Goal
Verbatim output of all the material below is required.

>> Start Data entries

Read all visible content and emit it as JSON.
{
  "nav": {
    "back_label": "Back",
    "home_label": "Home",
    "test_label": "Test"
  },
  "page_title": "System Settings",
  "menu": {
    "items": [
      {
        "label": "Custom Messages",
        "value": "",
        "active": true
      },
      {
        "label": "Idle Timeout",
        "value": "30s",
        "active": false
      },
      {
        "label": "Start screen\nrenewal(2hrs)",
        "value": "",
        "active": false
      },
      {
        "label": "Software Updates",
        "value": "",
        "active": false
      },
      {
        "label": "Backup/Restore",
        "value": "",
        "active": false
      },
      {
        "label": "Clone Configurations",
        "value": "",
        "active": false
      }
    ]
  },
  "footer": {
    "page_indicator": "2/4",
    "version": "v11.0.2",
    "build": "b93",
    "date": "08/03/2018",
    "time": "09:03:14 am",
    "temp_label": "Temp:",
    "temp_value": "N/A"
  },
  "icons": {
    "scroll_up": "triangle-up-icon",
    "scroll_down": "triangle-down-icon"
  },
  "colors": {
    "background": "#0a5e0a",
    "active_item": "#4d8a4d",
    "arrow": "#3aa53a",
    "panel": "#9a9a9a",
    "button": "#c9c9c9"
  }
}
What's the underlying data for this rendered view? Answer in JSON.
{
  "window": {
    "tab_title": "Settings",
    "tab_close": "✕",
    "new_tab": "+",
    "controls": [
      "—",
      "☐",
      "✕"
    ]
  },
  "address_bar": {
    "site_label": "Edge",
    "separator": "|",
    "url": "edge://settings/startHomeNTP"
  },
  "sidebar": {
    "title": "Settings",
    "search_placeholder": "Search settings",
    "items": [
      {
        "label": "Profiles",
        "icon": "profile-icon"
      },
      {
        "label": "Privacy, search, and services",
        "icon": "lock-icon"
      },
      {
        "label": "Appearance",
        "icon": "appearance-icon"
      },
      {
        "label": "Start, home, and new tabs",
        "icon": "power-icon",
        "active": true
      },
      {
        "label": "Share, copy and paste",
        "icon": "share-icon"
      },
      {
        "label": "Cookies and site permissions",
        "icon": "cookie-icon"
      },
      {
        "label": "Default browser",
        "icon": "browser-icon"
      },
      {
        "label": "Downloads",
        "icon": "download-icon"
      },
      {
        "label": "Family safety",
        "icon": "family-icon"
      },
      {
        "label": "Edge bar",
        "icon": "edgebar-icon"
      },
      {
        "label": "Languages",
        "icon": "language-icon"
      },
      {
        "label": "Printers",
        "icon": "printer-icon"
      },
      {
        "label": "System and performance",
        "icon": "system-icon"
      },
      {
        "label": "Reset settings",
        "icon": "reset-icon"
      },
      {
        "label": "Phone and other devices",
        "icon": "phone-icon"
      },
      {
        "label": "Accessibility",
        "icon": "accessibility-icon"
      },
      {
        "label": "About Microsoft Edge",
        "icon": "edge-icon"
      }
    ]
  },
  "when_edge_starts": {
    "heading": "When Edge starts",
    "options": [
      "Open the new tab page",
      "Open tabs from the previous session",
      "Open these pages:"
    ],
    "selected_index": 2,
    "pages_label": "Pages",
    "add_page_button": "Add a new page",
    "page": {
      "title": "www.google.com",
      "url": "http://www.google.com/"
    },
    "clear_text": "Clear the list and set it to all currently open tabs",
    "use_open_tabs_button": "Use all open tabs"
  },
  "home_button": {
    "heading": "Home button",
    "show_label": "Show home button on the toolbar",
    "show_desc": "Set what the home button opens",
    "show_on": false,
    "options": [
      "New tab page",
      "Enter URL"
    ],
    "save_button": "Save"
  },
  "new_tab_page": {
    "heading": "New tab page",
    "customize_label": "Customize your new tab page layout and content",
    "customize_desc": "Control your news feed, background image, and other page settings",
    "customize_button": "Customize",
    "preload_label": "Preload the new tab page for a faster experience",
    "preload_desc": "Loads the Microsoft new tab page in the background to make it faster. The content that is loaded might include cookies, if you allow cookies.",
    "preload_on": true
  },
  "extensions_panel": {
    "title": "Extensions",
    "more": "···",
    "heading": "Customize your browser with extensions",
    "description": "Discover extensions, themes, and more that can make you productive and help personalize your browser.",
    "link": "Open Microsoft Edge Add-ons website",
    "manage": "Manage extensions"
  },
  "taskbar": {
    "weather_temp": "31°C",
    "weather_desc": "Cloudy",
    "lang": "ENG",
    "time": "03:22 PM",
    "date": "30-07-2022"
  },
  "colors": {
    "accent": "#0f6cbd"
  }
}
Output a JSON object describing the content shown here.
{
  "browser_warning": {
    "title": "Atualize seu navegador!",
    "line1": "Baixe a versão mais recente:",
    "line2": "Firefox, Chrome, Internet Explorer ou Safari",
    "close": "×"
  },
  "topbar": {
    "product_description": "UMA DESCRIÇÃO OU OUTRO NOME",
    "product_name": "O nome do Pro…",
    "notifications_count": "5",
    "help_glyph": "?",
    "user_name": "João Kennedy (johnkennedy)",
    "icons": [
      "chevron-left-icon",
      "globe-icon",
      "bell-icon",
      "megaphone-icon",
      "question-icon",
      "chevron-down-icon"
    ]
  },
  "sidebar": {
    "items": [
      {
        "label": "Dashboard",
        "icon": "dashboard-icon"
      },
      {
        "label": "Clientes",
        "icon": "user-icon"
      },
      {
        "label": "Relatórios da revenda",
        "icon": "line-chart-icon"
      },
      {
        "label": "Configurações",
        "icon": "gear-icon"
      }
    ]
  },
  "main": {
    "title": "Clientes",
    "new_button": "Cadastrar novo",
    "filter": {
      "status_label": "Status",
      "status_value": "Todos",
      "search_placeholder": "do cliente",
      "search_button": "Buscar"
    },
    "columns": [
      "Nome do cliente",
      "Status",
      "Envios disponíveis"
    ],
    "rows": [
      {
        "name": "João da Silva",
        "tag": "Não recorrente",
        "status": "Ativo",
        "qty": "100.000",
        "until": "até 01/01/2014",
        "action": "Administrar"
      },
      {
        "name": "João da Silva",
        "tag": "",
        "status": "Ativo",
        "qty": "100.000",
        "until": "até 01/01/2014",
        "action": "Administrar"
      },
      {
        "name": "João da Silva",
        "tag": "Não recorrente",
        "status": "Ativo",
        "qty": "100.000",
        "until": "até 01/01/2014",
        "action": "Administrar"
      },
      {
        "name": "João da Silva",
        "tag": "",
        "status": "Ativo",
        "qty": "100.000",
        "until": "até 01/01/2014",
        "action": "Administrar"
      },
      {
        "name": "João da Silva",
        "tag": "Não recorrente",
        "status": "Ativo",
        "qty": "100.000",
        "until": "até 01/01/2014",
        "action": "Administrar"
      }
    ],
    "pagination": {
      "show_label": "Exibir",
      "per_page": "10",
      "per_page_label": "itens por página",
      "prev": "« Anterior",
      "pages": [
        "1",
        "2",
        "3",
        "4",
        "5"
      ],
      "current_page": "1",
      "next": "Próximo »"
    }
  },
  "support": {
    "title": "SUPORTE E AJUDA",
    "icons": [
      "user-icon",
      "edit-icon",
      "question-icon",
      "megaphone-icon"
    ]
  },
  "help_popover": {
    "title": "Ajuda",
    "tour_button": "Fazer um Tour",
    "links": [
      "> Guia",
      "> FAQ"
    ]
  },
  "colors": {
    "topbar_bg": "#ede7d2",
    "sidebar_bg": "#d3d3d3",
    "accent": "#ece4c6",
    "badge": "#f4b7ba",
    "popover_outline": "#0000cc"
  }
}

>> End Data entries

The answer
Read all visible content and emit it as JSON.
{
  "nav": {
    "back_label": "Back",
    "home_label": "Home",
    "test_label": "Test"
  },
  "page_title": "System Settings",
  "menu": {
    "items": [
      {
        "label": "Custom Messages",
        "value": "",
        "active": true
      },
      {
        "label": "Idle Timeout",
        "value": "30s",
        "active": false
      },
      {
        "label": "Start screen\nrenewal(2hrs)",
        "value": "",
        "active": false
      },
      {
        "label": "Software Updates",
        "value": "",
        "active": false
      },
      {
        "label": "Backup/Restore",
        "value": "",
        "active": false
      },
      {
        "label": "Clone Configurations",
        "value": "",
        "active": false
      }
    ]
  },
  "footer": {
    "page_indicator": "2/4",
    "version": "v11.0.2",
    "build": "b93",
    "date": "08/03/2018",
    "time": "09:03:14 am",
    "temp_label": "Temp:",
    "temp_value": "N/A"
  },
  "icons": {
    "scroll_up": "triangle-up-icon",
    "scroll_down": "triangle-down-icon"
  },
  "colors": {
    "background": "#0a5e0a",
    "active_item": "#4d8a4d",
    "arrow": "#3aa53a",
    "panel": "#9a9a9a",
    "button": "#c9c9c9"
  }
}
What's the underlying data for this rendered view? Answer in JSON.
{
  "window": {
    "tab_title": "Settings",
    "tab_close": "✕",
    "new_tab": "+",
    "controls": [
      "—",
      "☐",
      "✕"
    ]
  },
  "address_bar": {
    "site_label": "Edge",
    "separator": "|",
    "url": "edge://settings/startHomeNTP"
  },
  "sidebar": {
    "title": "Settings",
    "search_placeholder": "Search settings",
    "items": [
      {
        "label": "Profiles",
        "icon": "profile-icon"
      },
      {
        "label": "Privacy, search, and services",
        "icon": "lock-icon"
      },
      {
        "label": "Appearance",
        "icon": "appearance-icon"
      },
      {
        "label": "Start, home, and new tabs",
        "icon": "power-icon",
        "active": true
      },
      {
        "label": "Share, copy and paste",
        "icon": "share-icon"
      },
      {
        "label": "Cookies and site permissions",
        "icon": "cookie-icon"
      },
      {
        "label": "Default browser",
        "icon": "browser-icon"
      },
      {
        "label": "Downloads",
        "icon": "download-icon"
      },
      {
        "label": "Family safety",
        "icon": "family-icon"
      },
      {
        "label": "Edge bar",
        "icon": "edgebar-icon"
      },
      {
        "label": "Languages",
        "icon": "language-icon"
      },
      {
        "label": "Printers",
        "icon": "printer-icon"
      },
      {
        "label": "System and performance",
        "icon": "system-icon"
      },
      {
        "label": "Reset settings",
        "icon": "reset-icon"
      },
      {
        "label": "Phone and other devices",
        "icon": "phone-icon"
      },
      {
        "label": "Accessibility",
        "icon": "accessibility-icon"
      },
      {
        "label": "About Microsoft Edge",
        "icon": "edge-icon"
      }
    ]
  },
  "when_edge_starts": {
    "heading": "When Edge starts",
    "options": [
      "Open the new tab page",
      "Open tabs from the previous session",
      "Open these pages:"
    ],
    "selected_index": 2,
    "pages_label": "Pages",
    "add_page_button": "Add a new page",
    "page": {
      "title": "www.google.com",
      "url": "http://www.google.com/"
    },
    "clear_text": "Clear the list and set it to all currently open tabs",
    "use_open_tabs_button": "Use all open tabs"
  },
  "home_button": {
    "heading": "Home button",
    "show_label": "Show home button on the toolbar",
    "show_desc": "Set what the home button opens",
    "show_on": false,
    "options": [
      "New tab page",
      "Enter URL"
    ],
    "save_button": "Save"
  },
  "new_tab_page": {
    "heading": "New tab page",
    "customize_label": "Customize your new tab page layout and content",
    "customize_desc": "Control your news feed, background image, and other page settings",
    "customize_button": "Customize",
    "preload_label": "Preload the new tab page for a faster experience",
    "preload_desc": "Loads the Microsoft new tab page in the background to make it faster. The content that is loaded might include cookies, if you allow cookies.",
    "preload_on": true
  },
  "extensions_panel": {
    "title": "Extensions",
    "more": "···",
    "heading": "Customize your browser with extensions",
    "description": "Discover extensions, themes, and more that can make you productive and help personalize your browser.",
    "link": "Open Microsoft Edge Add-ons website",
    "manage": "Manage extensions"
  },
  "taskbar": {
    "weather_temp": "31°C",
    "weather_desc": "Cloudy",
    "lang": "ENG",
    "time": "03:22 PM",
    "date": "30-07-2022"
  },
  "colors": {
    "accent": "#0f6cbd"
  }
}
Output a JSON object describing the content shown here.
{
  "browser_warning": {
    "title": "Atualize seu navegador!",
    "line1": "Baixe a versão mais recente:",
    "line2": "Firefox, Chrome, Internet Explorer ou Safari",
    "close": "×"
  },
  "topbar": {
    "product_description": "UMA DESCRIÇÃO OU OUTRO NOME",
    "product_name": "O nome do Pro…",
    "notifications_count": "5",
    "help_glyph": "?",
    "user_name": "João Kennedy (johnkennedy)",
    "icons": [
      "chevron-left-icon",
      "globe-icon",
      "bell-icon",
      "megaphone-icon",
      "question-icon",
      "chevron-down-icon"
    ]
  },
  "sidebar": {
    "items": [
      {
        "label": "Dashboard",
        "icon": "dashboard-icon"
      },
      {
        "label": "Clientes",
        "icon": "user-icon"
      },
      {
        "label": "Relatórios da revenda",
        "icon": "line-chart-icon"
      },
      {
        "label": "Configurações",
        "icon": "gear-icon"
      }
    ]
  },
  "main": {
    "title": "Clientes",
    "new_button": "Cadastrar novo",
    "filter": {
      "status_label": "Status",
      "status_value": "Todos",
      "search_placeholder": "do cliente",
      "search_button": "Buscar"
    },
    "columns": [
      "Nome do cliente",
      "Status",
      "Envios disponíveis"
    ],
    "rows": [
      {
        "name": "João da Silva",
        "tag": "Não recorrente",
        "status": "Ativo",
        "qty": "100.000",
        "until": "até 01/01/2014",
        "action": "Administrar"
      },
      {
        "name": "João da Silva",
        "tag": "",
        "status": "Ativo",
        "qty": "100.000",
        "until": "até 01/01/2014",
        "action": "Administrar"
      },
      {
        "name": "João da Silva",
        "tag": "Não recorrente",
        "status": "Ativo",
        "qty": "100.000",
        "until": "até 01/01/2014",
        "action": "Administrar"
      },
      {
        "name": "João da Silva",
        "tag": "",
        "status": "Ativo",
        "qty": "100.000",
        "until": "até 01/01/2014",
        "action": "Administrar"
      },
      {
        "name": "João da Silva",
        "tag": "Não recorrente",
        "status": "Ativo",
        "qty": "100.000",
        "until": "até 01/01/2014",
        "action": "Administrar"
      }
    ],
    "pagination": {
      "show_label": "Exibir",
      "per_page": "10",
      "per_page_label": "itens por página",
      "prev": "« Anterior",
      "pages": [
        "1",
        "2",
        "3",
        "4",
        "5"
      ],
      "current_page": "1",
      "next": "Próximo »"
    }
  },
  "support": {
    "title": "SUPORTE E AJUDA",
    "icons": [
      "user-icon",
      "edit-icon",
      "question-icon",
      "megaphone-icon"
    ]
  },
  "help_popover": {
    "title": "Ajuda",
    "tour_button": "Fazer um Tour",
    "links": [
      "> Guia",
      "> FAQ"
    ]
  },
  "colors": {
    "topbar_bg": "#ede7d2",
    "sidebar_bg": "#d3d3d3",
    "accent": "#ece4c6",
    "badge": "#f4b7ba",
    "popover_outline": "#0000cc"
  }
}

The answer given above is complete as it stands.